▼▼▼

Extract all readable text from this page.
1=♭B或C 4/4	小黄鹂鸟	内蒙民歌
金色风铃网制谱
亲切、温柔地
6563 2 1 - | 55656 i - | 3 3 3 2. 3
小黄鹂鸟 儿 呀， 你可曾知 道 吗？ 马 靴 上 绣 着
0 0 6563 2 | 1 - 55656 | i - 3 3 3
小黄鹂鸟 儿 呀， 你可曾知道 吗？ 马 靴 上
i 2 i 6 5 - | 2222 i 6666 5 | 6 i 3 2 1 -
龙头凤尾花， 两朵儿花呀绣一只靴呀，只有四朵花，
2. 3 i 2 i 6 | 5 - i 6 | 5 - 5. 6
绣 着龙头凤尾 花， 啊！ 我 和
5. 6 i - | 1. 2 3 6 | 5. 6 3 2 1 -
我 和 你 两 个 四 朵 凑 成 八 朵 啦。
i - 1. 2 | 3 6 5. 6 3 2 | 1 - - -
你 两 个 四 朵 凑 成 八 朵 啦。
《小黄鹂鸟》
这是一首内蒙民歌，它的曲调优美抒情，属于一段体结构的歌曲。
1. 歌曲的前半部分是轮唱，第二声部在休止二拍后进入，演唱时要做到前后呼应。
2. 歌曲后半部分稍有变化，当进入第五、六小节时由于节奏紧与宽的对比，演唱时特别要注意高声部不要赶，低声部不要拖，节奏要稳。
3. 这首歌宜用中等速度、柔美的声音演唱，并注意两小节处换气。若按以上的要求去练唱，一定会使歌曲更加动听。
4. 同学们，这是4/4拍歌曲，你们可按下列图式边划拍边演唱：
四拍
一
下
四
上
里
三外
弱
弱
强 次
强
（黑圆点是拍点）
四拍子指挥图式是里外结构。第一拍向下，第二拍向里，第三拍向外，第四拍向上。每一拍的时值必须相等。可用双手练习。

▲▲▲

Repeat every record, keeping each word and mark exactly as it is.

Extract all readable text from this page.
1=♭B或C 4/4	小黄鹂鸟	内蒙民歌
金色风铃网制谱
亲切、温柔地
6563 2 1 - | 55656 i - | 3 3 3 2. 3
小黄鹂鸟 儿 呀， 你可曾知 道 吗？ 马 靴 上 绣 着
0 0 6563 2 | 1 - 55656 | i - 3 3 3
小黄鹂鸟 儿 呀， 你可曾知道 吗？ 马 靴 上
i 2 i 6 5 - | 2222 i 6666 5 | 6 i 3 2 1 -
龙头凤尾花， 两朵儿花呀绣一只靴呀，只有四朵花，
2. 3 i 2 i 6 | 5 - i 6 | 5 - 5. 6
绣 着龙头凤尾 花， 啊！ 我 和
5. 6 i - | 1. 2 3 6 | 5. 6 3 2 1 -
我 和 你 两 个 四 朵 凑 成 八 朵 啦。
i - 1. 2 | 3 6 5. 6 3 2 | 1 - - -
你 两 个 四 朵 凑 成 八 朵 啦。
《小黄鹂鸟》
这是一首内蒙民歌，它的曲调优美抒情，属于一段体结构的歌曲。
1. 歌曲的前半部分是轮唱，第二声部在休止二拍后进入，演唱时要做到前后呼应。
2. 歌曲后半部分稍有变化，当进入第五、六小节时由于节奏紧与宽的对比，演唱时特别要注意高声部不要赶，低声部不要拖，节奏要稳。
3. 这首歌宜用中等速度、柔美的声音演唱，并注意两小节处换气。若按以上的要求去练唱，一定会使歌曲更加动听。
4. 同学们，这是4/4拍歌曲，你们可按下列图式边划拍边演唱：
四拍
一
下
四
上
里
三外
弱
弱
强 次
强
（黑圆点是拍点）
四拍子指挥图式是里外结构。第一拍向下，第二拍向里，第三拍向外，第四拍向上。每一拍的时值必须相等。可用双手练习。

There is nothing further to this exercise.